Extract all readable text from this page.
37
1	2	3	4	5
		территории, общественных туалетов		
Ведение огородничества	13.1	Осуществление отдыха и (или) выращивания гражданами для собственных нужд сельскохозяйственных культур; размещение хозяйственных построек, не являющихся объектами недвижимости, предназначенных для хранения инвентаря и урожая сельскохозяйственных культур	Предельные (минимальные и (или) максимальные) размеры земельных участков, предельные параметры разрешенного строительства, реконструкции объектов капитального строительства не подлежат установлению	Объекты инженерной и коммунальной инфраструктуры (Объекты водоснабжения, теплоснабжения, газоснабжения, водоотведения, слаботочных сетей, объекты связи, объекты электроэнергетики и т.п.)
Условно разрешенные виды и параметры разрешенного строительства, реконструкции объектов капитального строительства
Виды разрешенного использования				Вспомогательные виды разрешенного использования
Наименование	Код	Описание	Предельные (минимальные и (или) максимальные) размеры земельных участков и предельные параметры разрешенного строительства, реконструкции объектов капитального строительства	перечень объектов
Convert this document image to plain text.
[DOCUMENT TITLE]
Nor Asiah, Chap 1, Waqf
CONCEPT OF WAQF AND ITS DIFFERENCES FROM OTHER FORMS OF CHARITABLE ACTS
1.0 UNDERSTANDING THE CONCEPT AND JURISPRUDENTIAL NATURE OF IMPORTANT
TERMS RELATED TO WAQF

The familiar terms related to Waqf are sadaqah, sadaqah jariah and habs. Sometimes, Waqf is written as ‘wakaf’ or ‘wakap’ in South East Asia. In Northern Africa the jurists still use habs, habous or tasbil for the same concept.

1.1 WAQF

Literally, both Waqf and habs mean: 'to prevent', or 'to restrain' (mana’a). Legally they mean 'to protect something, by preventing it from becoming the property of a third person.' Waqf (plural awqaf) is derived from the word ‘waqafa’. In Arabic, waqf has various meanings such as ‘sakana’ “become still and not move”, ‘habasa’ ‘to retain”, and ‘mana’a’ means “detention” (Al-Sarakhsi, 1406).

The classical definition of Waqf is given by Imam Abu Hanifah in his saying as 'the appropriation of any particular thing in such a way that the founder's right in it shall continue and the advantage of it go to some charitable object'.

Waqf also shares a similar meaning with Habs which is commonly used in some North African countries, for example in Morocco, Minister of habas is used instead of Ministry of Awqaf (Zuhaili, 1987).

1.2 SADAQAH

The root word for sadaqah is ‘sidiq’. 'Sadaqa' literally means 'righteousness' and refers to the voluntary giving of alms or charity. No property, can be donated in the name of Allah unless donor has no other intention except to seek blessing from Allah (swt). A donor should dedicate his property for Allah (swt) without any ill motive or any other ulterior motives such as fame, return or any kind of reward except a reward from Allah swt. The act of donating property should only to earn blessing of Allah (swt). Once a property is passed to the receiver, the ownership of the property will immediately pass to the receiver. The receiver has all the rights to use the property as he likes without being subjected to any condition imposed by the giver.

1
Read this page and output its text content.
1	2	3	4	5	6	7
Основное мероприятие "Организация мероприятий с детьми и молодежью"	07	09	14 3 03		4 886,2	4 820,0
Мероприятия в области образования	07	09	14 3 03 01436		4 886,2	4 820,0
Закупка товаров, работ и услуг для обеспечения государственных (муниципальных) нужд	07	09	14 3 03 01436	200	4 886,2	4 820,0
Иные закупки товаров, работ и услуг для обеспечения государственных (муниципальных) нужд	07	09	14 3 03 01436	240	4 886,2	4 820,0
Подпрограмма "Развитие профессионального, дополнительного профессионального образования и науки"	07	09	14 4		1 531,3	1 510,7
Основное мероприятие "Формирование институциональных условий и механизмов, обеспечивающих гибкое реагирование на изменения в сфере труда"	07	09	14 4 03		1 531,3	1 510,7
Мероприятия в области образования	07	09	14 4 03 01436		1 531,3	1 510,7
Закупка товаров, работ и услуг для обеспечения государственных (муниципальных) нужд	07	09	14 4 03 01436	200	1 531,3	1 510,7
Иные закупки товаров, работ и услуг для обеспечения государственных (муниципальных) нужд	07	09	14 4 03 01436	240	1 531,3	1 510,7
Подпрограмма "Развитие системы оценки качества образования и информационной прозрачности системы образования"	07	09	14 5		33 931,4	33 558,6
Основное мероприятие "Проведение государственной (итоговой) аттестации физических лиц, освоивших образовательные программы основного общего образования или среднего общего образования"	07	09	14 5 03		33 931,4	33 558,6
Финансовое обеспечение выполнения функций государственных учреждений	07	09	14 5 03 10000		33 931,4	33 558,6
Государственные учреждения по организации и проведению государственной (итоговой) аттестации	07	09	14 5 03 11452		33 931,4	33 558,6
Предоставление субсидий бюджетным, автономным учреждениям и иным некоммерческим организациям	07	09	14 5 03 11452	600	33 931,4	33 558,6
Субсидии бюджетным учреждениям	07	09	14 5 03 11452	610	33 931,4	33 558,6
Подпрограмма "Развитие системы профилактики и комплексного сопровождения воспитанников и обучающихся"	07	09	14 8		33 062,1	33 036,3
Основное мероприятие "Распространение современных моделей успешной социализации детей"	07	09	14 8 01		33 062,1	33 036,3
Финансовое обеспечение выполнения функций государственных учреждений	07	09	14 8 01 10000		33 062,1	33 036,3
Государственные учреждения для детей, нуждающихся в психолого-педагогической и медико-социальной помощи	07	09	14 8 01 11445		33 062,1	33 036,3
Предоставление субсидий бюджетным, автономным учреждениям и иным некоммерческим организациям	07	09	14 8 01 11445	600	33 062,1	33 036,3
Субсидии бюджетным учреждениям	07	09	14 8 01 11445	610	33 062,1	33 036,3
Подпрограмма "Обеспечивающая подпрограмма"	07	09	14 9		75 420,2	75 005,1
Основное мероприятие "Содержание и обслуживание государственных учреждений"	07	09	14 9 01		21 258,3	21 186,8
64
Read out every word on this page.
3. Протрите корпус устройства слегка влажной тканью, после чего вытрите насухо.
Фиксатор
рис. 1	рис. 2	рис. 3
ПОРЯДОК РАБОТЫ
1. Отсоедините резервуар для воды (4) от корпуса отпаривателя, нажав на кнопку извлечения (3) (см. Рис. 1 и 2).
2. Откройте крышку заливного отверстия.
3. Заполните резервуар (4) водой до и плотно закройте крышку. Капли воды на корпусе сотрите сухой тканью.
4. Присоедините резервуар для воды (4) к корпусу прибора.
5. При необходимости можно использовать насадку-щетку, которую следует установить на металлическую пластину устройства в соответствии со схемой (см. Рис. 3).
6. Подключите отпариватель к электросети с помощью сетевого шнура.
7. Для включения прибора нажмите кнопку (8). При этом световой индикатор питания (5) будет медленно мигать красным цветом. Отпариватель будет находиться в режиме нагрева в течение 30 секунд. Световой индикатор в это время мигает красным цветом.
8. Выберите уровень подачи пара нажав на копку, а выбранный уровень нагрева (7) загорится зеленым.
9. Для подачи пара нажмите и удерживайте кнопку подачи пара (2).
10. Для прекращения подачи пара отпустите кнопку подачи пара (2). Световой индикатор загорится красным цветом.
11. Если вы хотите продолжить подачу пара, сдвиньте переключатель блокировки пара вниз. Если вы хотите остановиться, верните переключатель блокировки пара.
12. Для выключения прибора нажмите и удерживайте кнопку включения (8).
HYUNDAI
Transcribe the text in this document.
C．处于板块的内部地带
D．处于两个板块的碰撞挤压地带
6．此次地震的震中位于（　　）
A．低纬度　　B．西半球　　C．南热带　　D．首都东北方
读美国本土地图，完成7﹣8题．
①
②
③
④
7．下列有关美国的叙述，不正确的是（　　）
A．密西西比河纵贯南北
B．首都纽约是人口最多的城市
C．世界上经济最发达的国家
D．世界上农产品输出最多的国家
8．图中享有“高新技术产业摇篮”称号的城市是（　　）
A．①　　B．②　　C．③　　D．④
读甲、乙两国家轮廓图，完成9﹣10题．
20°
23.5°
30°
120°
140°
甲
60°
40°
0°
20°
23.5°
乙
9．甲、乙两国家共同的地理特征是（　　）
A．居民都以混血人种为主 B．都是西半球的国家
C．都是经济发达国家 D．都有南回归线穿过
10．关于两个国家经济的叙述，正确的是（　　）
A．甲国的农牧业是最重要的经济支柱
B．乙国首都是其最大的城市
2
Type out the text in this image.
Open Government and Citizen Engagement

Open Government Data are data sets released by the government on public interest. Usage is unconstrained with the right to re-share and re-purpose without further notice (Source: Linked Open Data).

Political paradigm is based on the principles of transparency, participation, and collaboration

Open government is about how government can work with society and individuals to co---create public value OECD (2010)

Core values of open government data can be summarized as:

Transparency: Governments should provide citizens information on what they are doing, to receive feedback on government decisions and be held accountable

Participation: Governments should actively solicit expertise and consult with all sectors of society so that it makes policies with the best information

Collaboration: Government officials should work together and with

= = = =

• SET EXERCISE
Copy each line of the data above that holds "тканью".

• RESPONSE TO THE EXERCISE
3. Протрите корпус устройства слегка влажной тканью, после чего вытрите насухо.
3. Заполните резервуар (4) водой до и плотно закройте крышку. Капли воды на корпусе сотрите сухой тканью.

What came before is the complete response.